[start of Records for this exercise]

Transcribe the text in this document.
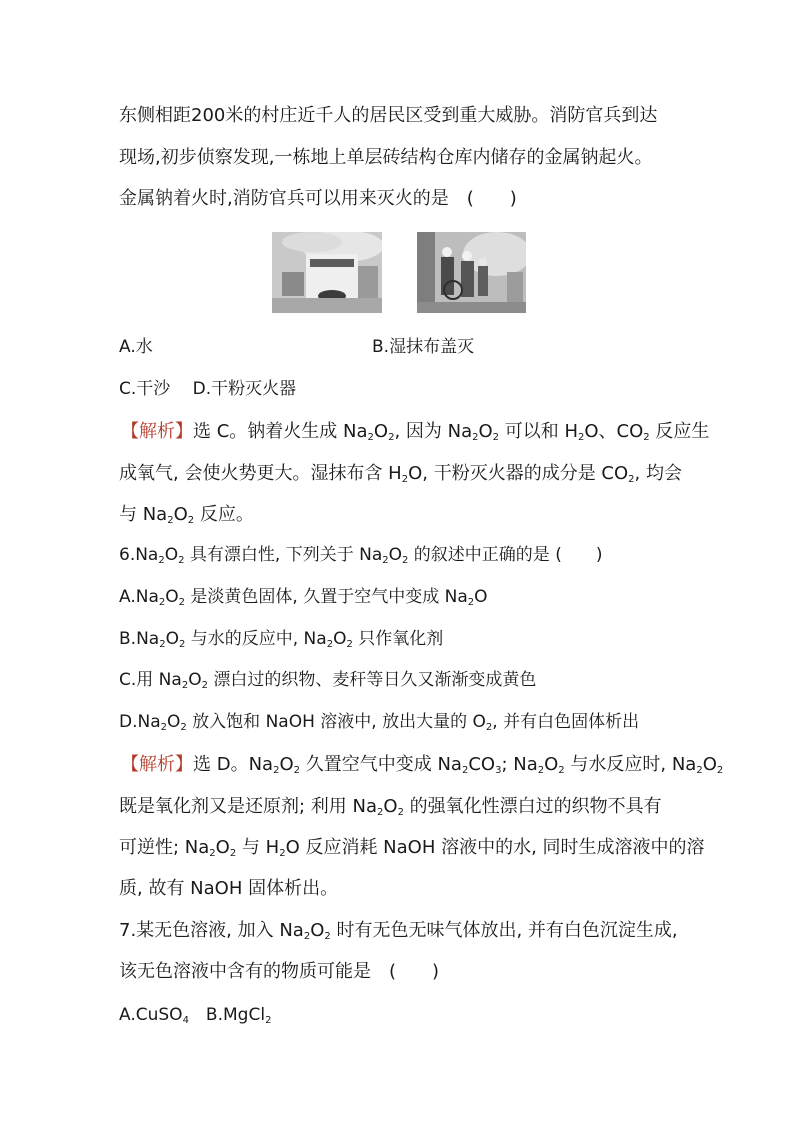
东侧相距200米的村庄近千人的居民区受到重大威胁。消防官兵到达
现场,初步侦察发现,一栋地上单层砖结构仓库内储存的金属钠起火。
金属钠着火时,消防官兵可以用来灭火的是　(　　)
A.水	B.湿抹布盖灭
C.干沙　 D.干粉灭火器
【解析】选 C。钠着火生成 $Na_2O_2$, 因为 $Na_2O_2$ 可以和 $H_2O$、$CO_2$ 反应生
成氧气, 会使火势更大。湿抹布含 $H_2O$, 干粉灭火器的成分是 $CO_2$, 均会
与 $Na_2O_2$ 反应。
$6.Na_2O_2$ 具有漂白性, 下列关于 $Na_2O_2$ 的叙述中正确的是 (　　)
$A.Na_2O_2$ 是淡黄色固体, 久置于空气中变成 $Na_2O$
$B.Na_2O_2$ 与水的反应中, $Na_2O_2$ 只作氧化剂
C.用 $Na_2O_2$ 漂白过的织物、麦秆等日久又渐渐变成黄色
$D.Na_2O_2$ 放入饱和 NaOH 溶液中, 放出大量的 $O_2$, 并有白色固体析出
【解析】选 D。$Na_2O_2$ 久置空气中变成 $Na_2CO_3$; $Na_2O_2$ 与水反应时, $Na_2O_2$
既是氧化剂又是还原剂; 利用 $Na_2O_2$ 的强氧化性漂白过的织物不具有
可逆性; $Na_2O_2$ 与 $H_2O$ 反应消耗 NaOH 溶液中的水, 同时生成溶液中的溶
质, 故有 NaOH 固体析出。
7.某无色溶液, 加入 $Na_2O_2$ 时有无色无味气体放出, 并有白色沉淀生成,
该无色溶液中含有的物质可能是　(　　)
A.CuSO$_4$　B.MgCl$_2$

[end of Records for this exercise]

From the entries, report each line that includes the word "NaOH".

Answer to the problem ▸
$D.Na_2O_2$ 放入饱和 NaOH 溶液中, 放出大量的 $O_2$, 并有白色固体析出
可逆性; $Na_2O_2$ 与 $H_2O$ 反应消耗 NaOH 溶液中的水, 同时生成溶液中的溶
质, 故有 NaOH 固体析出。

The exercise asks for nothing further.